== GIVEN DATA
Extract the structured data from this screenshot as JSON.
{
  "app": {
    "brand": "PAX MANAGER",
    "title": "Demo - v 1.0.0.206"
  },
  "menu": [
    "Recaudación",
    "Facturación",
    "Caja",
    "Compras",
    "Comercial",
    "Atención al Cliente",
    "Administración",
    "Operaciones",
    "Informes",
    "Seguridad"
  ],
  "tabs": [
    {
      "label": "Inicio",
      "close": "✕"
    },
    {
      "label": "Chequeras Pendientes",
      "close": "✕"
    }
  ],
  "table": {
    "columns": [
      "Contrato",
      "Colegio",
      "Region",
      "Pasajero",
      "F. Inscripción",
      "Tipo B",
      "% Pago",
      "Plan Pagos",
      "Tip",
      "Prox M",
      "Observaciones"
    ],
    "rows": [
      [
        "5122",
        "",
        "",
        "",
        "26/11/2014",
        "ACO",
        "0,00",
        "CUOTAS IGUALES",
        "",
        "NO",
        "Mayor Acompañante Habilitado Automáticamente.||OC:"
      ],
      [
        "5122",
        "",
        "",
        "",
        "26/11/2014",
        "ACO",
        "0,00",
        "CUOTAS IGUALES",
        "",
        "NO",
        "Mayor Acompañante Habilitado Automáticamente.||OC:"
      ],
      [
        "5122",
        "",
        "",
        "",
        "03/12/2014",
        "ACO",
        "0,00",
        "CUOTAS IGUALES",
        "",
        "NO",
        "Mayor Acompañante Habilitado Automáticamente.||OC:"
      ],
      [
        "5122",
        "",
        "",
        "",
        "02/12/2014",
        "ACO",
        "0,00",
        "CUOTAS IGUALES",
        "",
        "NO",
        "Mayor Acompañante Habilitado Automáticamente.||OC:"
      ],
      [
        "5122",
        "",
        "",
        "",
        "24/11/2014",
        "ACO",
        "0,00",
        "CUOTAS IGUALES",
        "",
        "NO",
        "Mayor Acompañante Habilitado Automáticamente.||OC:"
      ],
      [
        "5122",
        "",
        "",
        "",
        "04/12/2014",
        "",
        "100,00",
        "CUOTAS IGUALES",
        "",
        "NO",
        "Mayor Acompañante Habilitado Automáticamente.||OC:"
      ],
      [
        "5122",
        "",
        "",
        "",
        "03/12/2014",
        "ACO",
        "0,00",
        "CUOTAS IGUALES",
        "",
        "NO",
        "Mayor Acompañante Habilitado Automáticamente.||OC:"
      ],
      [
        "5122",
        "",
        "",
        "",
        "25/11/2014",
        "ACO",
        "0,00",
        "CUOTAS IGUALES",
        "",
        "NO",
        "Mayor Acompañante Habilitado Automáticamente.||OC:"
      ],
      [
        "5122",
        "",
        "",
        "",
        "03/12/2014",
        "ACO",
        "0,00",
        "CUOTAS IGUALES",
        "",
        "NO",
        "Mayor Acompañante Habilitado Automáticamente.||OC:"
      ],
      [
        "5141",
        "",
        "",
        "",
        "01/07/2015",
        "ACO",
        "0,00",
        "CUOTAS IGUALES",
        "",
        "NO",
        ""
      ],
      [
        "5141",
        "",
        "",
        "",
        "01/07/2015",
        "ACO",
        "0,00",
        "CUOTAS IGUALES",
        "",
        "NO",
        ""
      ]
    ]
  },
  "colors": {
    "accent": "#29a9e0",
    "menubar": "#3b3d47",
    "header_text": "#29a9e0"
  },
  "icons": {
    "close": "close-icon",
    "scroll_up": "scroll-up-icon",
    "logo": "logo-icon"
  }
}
====
== GIVEN DATA
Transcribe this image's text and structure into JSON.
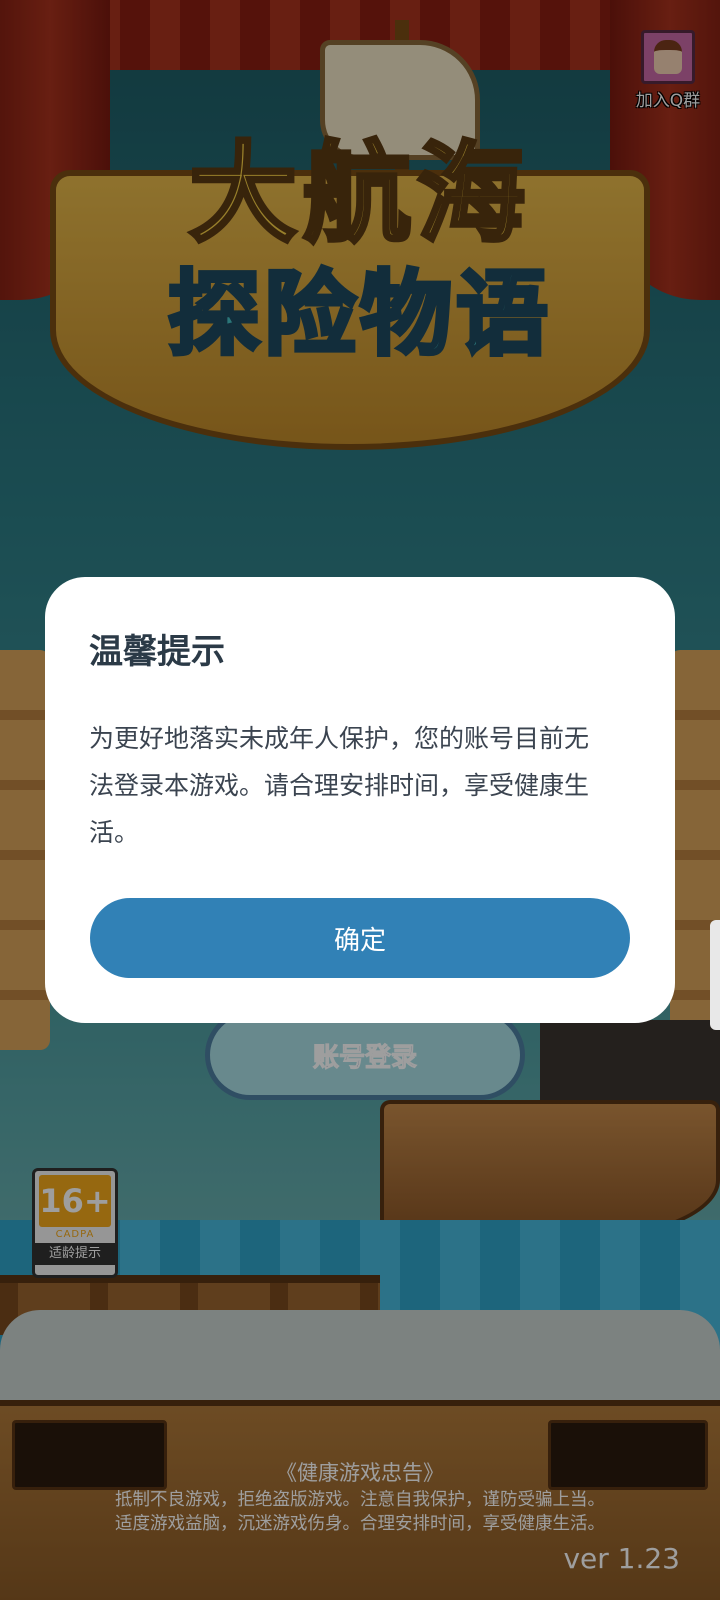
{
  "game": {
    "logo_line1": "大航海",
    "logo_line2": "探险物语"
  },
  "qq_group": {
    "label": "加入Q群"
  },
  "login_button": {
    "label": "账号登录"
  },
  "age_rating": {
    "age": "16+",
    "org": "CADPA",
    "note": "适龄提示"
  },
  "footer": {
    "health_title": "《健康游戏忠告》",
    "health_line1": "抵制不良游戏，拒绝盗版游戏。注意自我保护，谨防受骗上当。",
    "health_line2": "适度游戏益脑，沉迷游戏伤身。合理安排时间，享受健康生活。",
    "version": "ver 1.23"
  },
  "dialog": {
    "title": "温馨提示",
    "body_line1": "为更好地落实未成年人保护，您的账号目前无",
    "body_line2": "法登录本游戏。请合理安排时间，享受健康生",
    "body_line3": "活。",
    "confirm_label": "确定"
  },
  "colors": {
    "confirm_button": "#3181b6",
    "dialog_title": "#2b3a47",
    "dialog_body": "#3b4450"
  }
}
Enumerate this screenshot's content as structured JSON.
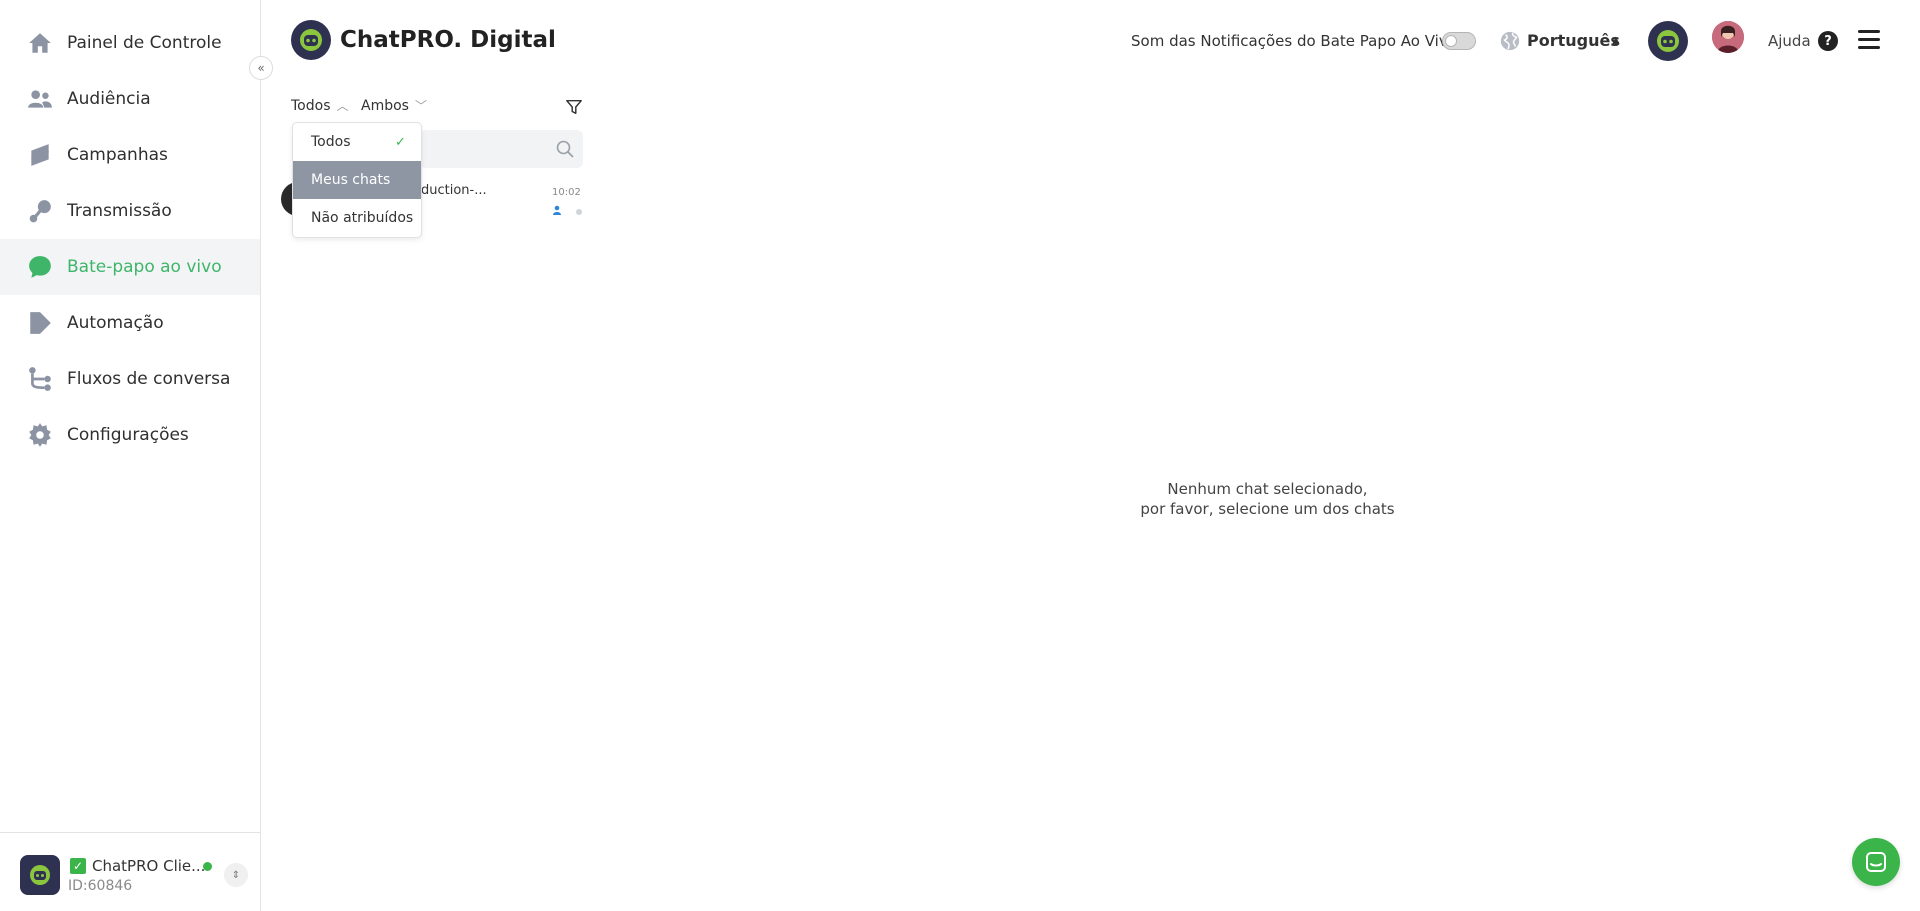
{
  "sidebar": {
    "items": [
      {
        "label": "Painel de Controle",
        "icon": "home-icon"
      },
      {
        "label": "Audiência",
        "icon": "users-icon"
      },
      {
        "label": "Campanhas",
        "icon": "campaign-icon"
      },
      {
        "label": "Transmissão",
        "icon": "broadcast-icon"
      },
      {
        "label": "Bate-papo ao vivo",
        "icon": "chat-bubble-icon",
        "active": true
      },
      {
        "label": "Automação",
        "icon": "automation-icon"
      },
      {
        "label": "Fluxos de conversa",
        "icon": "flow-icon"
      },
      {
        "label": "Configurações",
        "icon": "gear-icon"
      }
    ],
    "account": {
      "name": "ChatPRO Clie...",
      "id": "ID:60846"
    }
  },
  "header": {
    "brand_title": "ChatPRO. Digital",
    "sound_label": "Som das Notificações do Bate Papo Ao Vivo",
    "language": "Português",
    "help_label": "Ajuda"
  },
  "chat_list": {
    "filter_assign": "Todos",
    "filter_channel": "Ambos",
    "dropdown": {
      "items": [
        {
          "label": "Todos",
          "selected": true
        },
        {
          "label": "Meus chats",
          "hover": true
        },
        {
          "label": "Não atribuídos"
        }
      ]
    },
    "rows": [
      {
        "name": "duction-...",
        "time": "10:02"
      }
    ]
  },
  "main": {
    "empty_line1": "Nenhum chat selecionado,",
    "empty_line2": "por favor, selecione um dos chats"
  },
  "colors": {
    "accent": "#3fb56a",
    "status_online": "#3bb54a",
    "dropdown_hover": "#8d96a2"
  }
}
====
== GIVEN DATA
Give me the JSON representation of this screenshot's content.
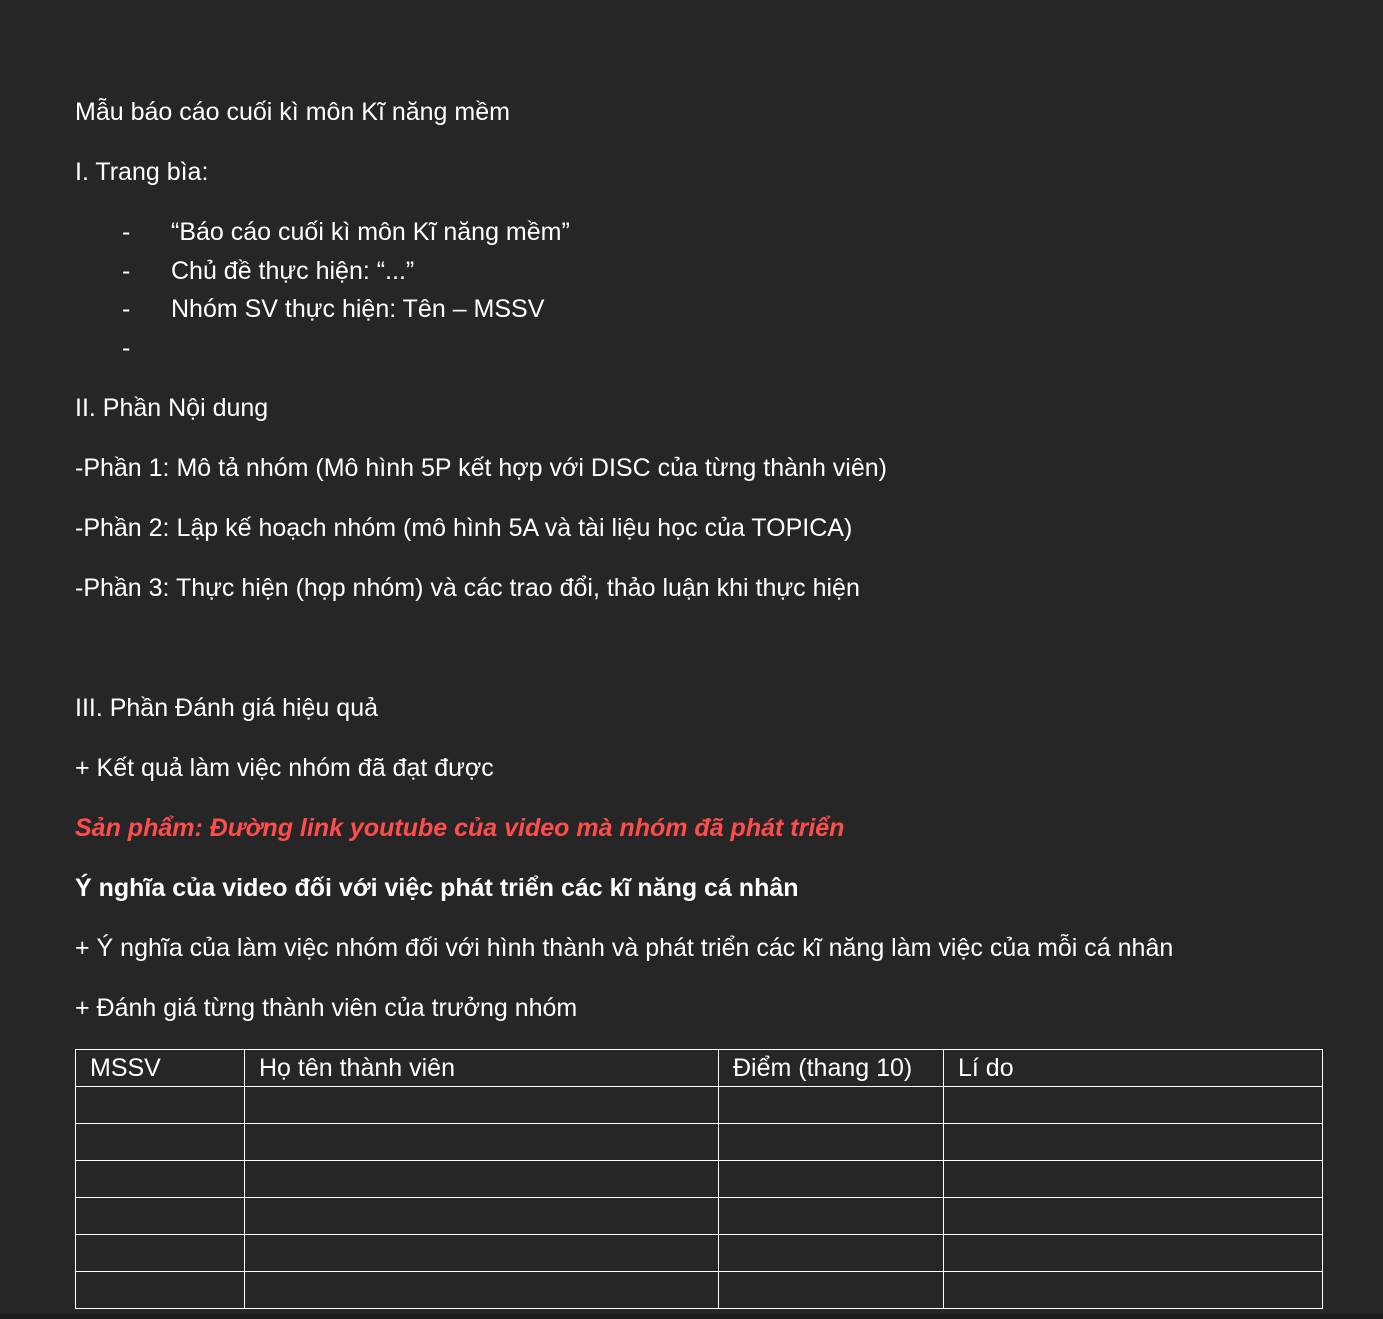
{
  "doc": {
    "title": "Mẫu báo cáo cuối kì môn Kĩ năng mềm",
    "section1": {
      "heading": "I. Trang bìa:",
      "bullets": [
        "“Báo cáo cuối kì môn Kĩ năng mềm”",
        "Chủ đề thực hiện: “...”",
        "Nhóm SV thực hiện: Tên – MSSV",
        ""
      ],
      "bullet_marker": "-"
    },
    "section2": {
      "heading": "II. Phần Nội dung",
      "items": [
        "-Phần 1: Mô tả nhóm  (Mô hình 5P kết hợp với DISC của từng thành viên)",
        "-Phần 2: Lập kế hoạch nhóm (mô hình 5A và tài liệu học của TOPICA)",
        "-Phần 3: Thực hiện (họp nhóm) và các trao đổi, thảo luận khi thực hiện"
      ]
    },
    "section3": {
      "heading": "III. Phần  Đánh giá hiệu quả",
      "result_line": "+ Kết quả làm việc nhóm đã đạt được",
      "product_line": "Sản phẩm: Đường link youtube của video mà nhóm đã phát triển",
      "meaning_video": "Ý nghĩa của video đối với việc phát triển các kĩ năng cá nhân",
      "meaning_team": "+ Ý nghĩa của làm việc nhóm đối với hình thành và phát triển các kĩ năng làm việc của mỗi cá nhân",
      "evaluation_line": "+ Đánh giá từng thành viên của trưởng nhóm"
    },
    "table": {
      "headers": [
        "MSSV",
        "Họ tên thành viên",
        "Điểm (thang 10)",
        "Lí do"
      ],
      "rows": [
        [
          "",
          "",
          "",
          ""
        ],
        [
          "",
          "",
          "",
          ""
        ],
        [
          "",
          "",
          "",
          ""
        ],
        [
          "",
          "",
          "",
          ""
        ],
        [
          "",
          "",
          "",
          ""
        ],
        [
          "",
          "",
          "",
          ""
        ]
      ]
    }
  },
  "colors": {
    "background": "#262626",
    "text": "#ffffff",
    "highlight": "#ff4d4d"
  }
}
====
(SHORT PROBLEM): Collect every line with the string "ChatPRO" from the records, and copy each.

(RESULT):
      "name": "ChatPRO Clie...",
    "brand_title": "ChatPRO. Digital",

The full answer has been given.